_Work to complete:_
Pull out every line of the listing below where "JSON" appears.

++++ Raw data

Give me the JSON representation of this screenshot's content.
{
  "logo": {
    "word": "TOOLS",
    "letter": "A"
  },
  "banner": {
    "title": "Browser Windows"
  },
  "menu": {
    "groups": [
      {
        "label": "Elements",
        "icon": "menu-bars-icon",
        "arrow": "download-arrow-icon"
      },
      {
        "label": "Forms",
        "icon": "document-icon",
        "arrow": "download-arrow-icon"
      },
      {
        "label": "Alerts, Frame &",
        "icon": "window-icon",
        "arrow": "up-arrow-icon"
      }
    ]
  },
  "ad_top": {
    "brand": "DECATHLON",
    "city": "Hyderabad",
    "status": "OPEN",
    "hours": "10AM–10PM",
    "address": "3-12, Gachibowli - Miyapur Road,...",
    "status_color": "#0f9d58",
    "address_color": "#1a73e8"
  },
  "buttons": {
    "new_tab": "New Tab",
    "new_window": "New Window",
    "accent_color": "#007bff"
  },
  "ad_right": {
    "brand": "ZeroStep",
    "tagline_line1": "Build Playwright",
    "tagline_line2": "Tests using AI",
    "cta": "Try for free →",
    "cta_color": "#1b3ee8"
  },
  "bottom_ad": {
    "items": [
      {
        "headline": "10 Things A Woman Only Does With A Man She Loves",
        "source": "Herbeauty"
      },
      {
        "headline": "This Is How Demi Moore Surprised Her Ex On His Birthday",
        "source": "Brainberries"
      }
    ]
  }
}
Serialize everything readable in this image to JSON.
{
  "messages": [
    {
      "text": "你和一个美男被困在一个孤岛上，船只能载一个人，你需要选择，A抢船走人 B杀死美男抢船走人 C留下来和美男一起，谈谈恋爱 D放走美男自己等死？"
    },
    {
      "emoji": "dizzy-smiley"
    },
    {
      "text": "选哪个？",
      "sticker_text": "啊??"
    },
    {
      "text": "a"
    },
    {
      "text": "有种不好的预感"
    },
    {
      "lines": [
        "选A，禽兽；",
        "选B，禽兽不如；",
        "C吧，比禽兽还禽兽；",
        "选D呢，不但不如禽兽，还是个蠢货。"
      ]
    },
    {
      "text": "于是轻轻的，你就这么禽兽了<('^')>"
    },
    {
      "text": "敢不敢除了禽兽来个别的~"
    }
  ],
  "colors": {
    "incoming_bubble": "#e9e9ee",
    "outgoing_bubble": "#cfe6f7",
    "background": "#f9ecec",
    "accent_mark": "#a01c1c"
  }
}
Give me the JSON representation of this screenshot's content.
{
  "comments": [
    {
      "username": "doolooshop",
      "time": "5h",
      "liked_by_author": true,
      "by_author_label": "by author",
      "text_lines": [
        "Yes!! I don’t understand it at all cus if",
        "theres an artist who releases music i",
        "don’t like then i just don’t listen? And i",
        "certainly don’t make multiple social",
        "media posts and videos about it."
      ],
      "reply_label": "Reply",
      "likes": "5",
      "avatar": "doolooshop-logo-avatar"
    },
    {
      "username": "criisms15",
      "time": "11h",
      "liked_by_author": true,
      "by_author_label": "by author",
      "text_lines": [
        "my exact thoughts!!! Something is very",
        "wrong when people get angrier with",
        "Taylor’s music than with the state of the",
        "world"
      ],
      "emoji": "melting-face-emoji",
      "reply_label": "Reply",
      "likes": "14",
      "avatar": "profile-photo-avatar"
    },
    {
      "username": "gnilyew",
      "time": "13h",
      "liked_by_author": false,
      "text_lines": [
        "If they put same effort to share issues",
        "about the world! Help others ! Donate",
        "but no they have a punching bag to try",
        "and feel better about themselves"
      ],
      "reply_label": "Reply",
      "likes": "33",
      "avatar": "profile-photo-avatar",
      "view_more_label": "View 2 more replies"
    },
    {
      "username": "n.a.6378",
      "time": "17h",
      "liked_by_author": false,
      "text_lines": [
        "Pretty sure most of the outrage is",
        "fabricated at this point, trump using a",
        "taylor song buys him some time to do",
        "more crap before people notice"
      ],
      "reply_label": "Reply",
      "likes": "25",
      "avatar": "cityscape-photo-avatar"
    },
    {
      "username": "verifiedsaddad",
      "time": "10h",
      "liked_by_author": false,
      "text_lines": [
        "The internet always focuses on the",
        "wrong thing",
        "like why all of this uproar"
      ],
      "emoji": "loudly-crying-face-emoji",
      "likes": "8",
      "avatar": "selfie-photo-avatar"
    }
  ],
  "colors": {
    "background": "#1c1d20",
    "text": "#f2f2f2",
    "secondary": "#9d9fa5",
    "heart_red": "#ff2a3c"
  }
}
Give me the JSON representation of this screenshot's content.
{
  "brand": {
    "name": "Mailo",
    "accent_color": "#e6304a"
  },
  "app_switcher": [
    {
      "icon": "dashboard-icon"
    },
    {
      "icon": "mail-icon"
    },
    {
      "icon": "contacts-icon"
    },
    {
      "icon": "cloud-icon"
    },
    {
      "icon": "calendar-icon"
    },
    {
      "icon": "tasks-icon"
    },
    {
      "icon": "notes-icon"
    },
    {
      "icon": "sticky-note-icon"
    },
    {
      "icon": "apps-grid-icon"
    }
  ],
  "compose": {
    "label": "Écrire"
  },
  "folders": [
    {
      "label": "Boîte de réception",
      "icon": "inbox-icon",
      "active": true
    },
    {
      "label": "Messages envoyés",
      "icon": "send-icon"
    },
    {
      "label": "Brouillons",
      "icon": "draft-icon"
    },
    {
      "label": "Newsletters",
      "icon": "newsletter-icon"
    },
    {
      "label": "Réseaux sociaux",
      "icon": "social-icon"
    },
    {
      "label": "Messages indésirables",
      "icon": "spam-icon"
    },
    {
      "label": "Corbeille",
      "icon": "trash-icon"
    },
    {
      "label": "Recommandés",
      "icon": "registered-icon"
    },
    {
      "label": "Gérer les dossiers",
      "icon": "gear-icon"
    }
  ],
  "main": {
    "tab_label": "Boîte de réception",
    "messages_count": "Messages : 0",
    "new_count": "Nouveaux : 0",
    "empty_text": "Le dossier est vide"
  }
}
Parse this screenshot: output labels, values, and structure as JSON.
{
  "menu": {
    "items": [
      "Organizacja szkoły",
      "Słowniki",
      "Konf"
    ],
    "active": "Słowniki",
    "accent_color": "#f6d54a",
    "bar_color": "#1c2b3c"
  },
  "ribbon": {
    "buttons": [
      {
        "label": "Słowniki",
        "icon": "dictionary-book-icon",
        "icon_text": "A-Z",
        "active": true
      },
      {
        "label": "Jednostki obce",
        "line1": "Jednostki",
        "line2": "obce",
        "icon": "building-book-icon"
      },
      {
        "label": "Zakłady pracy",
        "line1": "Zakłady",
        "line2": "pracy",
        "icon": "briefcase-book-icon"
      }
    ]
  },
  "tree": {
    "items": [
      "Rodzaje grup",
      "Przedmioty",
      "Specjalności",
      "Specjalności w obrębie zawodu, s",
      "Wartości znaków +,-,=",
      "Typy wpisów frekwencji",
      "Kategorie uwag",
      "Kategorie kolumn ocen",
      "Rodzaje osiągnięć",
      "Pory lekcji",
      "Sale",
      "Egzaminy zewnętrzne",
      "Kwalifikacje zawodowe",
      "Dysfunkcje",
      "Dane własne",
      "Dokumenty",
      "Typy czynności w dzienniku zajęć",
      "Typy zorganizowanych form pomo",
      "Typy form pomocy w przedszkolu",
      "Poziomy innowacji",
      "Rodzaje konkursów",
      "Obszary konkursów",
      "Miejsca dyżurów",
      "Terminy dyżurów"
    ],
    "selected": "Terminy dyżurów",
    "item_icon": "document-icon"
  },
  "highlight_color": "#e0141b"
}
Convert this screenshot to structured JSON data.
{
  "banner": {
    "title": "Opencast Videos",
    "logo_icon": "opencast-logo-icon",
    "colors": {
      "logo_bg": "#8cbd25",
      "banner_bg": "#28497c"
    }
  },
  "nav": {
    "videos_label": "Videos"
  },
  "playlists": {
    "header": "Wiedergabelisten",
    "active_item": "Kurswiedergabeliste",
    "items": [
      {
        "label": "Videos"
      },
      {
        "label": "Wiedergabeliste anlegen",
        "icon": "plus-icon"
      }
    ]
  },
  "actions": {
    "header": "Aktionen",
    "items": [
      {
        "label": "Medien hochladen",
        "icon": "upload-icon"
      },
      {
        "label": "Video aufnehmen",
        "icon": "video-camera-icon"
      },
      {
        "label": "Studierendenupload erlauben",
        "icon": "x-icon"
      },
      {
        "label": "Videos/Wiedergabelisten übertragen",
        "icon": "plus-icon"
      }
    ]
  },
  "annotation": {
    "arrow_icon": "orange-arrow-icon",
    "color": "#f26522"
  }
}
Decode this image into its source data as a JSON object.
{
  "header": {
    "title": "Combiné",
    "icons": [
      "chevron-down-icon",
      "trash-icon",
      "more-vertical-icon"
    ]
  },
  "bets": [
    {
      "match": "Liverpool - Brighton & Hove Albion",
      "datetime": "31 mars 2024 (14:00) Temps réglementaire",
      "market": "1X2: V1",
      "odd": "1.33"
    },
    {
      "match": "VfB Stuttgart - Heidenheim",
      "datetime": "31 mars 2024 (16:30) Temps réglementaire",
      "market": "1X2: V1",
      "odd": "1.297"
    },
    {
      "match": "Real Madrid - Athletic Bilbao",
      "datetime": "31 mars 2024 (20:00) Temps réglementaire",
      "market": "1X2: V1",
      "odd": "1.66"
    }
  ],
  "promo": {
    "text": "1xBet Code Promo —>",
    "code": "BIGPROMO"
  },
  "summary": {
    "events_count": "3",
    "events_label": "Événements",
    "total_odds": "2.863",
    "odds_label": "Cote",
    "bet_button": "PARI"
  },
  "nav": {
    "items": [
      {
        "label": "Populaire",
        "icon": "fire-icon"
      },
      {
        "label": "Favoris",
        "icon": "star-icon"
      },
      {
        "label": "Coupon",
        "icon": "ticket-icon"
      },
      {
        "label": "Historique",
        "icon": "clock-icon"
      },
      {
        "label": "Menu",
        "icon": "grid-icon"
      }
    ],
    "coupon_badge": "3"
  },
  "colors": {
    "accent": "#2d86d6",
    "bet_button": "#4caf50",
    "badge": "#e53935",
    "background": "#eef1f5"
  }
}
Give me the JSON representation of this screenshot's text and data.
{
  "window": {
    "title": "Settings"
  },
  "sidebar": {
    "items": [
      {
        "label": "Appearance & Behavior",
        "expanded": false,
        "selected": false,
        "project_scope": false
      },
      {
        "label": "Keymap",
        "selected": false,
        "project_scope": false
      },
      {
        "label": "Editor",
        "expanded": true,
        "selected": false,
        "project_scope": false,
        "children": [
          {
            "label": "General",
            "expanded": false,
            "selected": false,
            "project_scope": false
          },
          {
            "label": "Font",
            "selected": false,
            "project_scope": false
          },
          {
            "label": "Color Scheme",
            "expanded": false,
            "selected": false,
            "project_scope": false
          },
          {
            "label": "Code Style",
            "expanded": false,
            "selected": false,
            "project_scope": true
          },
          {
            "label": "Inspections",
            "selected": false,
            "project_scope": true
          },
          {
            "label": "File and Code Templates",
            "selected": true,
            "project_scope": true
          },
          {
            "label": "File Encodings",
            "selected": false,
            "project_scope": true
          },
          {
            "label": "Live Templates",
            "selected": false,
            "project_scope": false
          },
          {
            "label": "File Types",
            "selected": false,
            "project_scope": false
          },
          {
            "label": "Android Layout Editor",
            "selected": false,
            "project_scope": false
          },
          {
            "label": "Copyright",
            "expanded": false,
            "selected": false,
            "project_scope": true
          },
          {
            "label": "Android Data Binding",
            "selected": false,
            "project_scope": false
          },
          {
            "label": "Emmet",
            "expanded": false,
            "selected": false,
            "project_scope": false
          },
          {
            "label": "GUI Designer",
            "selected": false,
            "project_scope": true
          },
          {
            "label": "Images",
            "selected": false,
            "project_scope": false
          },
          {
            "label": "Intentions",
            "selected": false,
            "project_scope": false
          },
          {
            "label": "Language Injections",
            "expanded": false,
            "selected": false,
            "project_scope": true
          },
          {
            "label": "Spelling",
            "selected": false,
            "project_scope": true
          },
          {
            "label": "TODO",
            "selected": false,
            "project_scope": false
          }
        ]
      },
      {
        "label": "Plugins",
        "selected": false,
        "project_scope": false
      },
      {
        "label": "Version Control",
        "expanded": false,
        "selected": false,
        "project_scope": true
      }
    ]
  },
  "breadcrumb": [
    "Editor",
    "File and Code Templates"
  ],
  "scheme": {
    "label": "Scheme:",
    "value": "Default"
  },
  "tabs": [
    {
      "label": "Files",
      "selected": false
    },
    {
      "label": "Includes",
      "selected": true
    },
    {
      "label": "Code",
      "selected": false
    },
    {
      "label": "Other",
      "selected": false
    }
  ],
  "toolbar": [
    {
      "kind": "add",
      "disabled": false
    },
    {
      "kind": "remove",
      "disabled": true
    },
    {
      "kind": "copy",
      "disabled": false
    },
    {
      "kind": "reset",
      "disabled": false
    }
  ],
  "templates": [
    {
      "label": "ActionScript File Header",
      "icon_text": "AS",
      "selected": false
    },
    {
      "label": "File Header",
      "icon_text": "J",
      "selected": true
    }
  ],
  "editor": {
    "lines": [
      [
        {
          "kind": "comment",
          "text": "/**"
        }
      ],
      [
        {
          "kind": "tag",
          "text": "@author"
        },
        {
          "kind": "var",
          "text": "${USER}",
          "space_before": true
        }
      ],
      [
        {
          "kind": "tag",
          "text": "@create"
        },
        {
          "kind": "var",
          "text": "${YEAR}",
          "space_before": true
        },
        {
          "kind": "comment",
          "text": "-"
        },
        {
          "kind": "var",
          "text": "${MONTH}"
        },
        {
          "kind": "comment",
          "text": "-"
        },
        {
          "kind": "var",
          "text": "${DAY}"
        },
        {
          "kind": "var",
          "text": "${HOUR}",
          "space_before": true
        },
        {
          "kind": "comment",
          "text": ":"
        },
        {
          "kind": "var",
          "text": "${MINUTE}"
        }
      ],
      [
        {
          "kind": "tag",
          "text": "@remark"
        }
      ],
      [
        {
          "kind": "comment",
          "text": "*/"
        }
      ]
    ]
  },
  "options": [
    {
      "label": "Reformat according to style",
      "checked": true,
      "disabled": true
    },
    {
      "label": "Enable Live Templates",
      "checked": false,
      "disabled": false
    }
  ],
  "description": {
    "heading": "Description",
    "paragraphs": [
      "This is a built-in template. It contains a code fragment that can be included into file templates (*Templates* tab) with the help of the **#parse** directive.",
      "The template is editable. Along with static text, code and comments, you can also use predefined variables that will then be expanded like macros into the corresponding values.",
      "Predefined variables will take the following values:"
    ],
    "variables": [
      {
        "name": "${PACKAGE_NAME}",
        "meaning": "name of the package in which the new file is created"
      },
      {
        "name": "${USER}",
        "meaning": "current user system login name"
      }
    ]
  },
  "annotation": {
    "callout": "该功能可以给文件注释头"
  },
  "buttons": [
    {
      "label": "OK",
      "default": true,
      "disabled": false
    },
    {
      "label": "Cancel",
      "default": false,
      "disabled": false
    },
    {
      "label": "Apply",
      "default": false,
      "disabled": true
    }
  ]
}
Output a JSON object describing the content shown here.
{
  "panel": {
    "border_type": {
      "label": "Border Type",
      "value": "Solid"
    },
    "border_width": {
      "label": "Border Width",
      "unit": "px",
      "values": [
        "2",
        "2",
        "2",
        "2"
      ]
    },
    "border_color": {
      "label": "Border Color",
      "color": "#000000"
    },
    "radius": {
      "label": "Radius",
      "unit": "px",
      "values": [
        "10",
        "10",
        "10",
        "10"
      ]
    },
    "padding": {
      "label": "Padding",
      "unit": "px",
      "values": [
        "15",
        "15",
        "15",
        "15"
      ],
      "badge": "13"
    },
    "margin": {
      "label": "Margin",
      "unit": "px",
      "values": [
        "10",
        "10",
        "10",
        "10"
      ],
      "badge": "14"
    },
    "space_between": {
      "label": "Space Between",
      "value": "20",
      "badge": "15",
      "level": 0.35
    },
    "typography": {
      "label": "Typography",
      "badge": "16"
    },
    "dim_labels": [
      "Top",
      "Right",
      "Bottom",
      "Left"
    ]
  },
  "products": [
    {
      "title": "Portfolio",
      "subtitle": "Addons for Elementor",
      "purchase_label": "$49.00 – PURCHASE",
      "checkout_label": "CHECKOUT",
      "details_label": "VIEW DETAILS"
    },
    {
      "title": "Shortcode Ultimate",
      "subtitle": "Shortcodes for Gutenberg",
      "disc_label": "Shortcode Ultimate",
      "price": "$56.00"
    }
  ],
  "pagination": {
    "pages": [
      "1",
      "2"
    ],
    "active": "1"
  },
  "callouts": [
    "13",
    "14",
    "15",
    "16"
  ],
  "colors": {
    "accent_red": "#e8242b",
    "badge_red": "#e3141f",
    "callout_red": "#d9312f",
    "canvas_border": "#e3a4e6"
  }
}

++++++++

_Solution to this task:_
Give me the JSON representation of this screenshot's content.
Serialize everything readable in this image to JSON.
Give me the JSON representation of this screenshot's content.
Give me the JSON representation of this screenshot's content.
Parse this screenshot: output labels, values, and structure as JSON.
Convert this screenshot to structured JSON data.
Decode this image into its source data as a JSON object.
Give me the JSON representation of this screenshot's text and data.
Output a JSON object describing the content shown here.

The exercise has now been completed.